▶ To be done: Spot each line that carries the word "content"; copy those lines.

■ ■ ■

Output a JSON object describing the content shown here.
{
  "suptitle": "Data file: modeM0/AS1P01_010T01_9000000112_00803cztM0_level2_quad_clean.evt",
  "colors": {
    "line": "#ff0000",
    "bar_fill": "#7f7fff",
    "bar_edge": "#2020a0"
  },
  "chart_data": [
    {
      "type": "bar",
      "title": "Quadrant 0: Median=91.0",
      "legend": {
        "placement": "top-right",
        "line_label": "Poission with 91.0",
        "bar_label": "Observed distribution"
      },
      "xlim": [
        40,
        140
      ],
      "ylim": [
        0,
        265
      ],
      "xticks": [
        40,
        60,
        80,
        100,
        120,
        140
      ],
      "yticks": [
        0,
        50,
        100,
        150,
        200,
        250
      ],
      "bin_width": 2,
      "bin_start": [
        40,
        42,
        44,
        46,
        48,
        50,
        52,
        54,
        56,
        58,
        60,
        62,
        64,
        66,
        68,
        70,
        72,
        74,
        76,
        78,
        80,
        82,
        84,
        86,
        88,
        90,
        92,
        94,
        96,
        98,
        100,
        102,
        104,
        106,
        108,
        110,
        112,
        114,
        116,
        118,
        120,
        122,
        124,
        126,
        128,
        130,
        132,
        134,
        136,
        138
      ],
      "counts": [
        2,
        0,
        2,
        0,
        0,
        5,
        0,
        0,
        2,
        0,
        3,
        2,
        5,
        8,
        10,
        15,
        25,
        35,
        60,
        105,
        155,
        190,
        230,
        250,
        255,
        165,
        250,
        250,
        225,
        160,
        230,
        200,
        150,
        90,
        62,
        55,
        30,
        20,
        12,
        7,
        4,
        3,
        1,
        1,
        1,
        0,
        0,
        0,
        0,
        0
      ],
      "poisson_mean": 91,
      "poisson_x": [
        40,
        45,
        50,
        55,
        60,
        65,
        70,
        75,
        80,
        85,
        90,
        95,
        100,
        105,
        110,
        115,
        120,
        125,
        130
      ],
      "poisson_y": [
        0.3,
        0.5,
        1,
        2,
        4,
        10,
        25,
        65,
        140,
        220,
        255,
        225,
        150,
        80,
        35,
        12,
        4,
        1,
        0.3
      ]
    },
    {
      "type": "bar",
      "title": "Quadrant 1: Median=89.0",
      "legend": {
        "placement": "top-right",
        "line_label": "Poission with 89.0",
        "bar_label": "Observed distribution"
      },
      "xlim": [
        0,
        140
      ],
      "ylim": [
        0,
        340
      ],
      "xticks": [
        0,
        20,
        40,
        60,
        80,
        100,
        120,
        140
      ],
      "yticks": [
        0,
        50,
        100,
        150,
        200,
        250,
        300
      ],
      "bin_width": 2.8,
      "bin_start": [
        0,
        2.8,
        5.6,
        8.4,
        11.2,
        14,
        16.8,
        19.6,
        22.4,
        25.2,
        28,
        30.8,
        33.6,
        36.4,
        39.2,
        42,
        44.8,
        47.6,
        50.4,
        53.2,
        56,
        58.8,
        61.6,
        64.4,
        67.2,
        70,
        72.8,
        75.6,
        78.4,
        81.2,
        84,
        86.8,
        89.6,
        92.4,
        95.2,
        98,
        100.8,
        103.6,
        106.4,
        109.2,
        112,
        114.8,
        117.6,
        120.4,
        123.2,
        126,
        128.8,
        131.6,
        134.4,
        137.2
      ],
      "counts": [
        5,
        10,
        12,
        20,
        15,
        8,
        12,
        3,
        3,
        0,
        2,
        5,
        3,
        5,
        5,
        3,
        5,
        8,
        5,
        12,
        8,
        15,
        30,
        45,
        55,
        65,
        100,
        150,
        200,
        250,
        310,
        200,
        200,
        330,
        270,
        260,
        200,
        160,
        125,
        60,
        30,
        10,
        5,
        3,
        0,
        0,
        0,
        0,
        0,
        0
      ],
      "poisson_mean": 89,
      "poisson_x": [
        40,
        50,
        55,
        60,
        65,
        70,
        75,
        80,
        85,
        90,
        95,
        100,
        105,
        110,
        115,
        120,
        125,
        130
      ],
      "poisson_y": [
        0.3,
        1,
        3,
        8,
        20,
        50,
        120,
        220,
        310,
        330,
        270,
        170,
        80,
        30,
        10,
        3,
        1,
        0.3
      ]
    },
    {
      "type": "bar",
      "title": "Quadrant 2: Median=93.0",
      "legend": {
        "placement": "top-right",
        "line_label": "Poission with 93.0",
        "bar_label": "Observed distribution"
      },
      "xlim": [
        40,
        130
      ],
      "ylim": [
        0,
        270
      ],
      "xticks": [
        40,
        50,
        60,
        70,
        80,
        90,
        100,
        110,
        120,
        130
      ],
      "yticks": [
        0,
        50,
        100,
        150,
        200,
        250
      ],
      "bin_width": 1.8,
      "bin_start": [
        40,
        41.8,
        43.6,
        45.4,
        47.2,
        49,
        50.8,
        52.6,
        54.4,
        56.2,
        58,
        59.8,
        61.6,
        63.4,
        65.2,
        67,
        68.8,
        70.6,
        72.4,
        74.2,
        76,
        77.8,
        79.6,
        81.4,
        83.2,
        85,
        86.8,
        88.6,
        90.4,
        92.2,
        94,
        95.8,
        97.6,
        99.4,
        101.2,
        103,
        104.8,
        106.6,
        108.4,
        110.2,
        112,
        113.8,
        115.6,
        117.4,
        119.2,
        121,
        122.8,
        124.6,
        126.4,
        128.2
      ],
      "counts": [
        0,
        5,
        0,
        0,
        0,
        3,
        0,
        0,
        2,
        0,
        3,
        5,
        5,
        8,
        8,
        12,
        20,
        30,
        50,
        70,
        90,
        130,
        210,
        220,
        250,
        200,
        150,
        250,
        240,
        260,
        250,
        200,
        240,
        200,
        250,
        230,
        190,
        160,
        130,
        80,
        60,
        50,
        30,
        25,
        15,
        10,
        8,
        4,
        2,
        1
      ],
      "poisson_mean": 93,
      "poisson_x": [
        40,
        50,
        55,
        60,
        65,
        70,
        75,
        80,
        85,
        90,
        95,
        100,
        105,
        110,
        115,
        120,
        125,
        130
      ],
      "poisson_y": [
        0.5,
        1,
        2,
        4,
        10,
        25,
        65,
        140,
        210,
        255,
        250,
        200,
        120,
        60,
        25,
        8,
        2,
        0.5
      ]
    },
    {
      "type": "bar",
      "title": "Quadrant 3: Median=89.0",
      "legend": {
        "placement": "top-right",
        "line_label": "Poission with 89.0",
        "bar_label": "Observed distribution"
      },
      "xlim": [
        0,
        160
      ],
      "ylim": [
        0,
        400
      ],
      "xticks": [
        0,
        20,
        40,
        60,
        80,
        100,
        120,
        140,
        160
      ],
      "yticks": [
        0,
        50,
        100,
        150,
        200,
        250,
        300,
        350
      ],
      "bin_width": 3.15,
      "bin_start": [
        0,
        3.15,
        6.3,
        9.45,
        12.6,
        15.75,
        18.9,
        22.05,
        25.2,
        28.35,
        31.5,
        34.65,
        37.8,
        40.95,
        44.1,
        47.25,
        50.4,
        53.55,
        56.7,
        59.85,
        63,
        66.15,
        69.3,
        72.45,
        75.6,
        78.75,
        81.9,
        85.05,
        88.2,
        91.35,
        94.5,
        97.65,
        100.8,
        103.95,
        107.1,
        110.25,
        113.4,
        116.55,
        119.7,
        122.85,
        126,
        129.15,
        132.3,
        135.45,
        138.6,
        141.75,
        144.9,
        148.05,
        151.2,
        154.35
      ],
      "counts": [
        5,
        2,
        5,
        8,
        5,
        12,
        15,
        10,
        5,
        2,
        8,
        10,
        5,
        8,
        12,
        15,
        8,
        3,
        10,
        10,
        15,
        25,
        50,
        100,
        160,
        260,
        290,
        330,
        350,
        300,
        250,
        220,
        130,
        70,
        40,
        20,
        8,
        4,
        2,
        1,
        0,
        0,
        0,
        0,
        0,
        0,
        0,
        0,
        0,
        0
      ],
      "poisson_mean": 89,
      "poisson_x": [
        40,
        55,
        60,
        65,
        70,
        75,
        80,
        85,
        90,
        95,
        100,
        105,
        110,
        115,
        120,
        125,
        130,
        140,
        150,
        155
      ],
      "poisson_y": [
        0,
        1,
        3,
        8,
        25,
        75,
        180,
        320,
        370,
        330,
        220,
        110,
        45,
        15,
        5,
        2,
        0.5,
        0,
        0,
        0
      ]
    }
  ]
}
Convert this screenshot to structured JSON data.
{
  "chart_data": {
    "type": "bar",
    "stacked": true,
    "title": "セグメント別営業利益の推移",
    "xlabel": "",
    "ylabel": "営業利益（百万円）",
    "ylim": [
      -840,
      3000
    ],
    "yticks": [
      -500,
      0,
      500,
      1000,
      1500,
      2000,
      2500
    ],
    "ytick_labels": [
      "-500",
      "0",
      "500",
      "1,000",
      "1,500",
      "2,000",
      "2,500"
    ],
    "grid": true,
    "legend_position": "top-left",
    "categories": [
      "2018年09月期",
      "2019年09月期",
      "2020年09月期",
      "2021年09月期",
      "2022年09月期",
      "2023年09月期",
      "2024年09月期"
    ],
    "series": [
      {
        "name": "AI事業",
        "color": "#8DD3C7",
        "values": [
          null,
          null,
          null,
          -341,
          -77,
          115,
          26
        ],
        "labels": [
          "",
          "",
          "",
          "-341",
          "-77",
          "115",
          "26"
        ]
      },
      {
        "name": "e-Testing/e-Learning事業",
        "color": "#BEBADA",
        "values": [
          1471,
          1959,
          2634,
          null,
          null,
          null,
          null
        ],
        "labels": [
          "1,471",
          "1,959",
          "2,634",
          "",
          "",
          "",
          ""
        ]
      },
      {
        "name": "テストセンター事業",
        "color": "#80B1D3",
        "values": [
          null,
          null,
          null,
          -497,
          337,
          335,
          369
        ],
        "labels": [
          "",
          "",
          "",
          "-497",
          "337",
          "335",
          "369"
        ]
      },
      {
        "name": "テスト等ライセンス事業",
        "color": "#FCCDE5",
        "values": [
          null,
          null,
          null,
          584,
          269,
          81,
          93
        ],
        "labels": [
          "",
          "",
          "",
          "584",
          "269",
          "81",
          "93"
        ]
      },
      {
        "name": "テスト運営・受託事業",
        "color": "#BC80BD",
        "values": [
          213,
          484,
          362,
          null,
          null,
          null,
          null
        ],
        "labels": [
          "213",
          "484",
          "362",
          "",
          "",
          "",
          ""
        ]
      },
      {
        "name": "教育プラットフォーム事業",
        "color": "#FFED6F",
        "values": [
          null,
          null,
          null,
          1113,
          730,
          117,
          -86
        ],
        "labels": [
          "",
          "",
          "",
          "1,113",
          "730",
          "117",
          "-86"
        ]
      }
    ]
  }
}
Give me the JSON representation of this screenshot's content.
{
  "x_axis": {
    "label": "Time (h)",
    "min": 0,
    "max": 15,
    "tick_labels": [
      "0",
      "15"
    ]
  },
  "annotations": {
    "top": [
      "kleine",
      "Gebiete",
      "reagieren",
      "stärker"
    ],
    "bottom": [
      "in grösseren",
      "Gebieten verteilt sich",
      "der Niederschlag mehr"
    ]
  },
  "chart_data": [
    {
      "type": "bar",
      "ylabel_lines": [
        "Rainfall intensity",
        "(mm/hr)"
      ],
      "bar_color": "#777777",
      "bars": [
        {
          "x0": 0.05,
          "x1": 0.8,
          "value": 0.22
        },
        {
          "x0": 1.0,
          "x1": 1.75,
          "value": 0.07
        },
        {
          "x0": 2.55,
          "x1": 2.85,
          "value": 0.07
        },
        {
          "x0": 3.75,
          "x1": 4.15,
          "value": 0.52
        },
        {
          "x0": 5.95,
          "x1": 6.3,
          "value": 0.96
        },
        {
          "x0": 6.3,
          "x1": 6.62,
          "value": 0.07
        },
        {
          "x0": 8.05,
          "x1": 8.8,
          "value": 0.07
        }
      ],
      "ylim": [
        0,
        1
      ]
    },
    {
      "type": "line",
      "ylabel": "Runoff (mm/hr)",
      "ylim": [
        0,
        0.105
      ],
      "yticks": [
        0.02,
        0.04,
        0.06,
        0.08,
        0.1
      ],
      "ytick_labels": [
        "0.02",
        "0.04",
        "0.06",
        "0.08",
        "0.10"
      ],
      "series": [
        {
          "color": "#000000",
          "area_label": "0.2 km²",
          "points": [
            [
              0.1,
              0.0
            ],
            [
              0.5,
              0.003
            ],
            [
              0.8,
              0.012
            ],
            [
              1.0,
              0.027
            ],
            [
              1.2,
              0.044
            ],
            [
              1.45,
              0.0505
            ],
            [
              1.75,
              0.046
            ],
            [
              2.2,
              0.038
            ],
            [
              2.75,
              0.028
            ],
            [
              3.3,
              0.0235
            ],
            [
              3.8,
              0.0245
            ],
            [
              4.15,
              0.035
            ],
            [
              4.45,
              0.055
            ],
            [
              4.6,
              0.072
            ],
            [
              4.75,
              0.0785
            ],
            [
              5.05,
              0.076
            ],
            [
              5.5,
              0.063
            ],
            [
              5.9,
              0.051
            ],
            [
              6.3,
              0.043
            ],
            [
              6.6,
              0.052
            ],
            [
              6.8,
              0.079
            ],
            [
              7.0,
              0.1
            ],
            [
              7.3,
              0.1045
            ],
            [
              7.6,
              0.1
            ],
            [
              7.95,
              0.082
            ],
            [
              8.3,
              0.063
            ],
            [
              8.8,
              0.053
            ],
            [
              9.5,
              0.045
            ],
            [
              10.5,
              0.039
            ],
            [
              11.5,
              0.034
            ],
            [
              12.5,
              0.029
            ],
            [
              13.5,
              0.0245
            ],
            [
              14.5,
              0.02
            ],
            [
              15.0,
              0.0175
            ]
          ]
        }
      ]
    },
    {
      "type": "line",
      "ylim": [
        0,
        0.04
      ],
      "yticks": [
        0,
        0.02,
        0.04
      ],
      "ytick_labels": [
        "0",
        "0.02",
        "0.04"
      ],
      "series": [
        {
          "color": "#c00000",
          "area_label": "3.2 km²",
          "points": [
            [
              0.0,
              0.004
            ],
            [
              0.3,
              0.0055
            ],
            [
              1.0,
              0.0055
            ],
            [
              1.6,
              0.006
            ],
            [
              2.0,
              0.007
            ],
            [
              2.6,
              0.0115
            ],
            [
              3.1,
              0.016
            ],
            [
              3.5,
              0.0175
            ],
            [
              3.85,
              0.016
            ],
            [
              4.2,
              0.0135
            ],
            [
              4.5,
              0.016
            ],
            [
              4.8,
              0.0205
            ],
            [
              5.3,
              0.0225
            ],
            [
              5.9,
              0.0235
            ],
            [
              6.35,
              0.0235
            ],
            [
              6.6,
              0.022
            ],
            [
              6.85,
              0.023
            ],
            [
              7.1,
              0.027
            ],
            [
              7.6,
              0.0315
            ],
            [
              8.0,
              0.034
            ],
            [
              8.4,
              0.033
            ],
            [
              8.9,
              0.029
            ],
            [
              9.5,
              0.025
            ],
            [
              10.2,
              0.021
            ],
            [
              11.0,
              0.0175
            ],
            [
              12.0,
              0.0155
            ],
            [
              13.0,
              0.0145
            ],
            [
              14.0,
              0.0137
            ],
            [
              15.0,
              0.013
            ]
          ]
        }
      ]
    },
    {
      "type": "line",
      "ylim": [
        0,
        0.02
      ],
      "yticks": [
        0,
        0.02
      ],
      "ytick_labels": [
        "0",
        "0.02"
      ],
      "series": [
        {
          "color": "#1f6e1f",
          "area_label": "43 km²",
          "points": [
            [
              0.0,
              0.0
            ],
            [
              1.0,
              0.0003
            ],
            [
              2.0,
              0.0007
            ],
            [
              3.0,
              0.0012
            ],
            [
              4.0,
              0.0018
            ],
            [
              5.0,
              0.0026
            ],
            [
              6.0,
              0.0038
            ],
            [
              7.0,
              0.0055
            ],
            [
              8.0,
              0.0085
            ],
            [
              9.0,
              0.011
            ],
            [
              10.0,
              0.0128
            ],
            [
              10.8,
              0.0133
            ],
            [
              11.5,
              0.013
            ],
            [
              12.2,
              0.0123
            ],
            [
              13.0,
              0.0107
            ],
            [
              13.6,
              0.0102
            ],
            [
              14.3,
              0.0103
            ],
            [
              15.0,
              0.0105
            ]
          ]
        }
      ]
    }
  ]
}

■ ■ ■

▶ Solution below:
Output a JSON object describing the content shown here.
Give me the JSON representation of this screenshot's content.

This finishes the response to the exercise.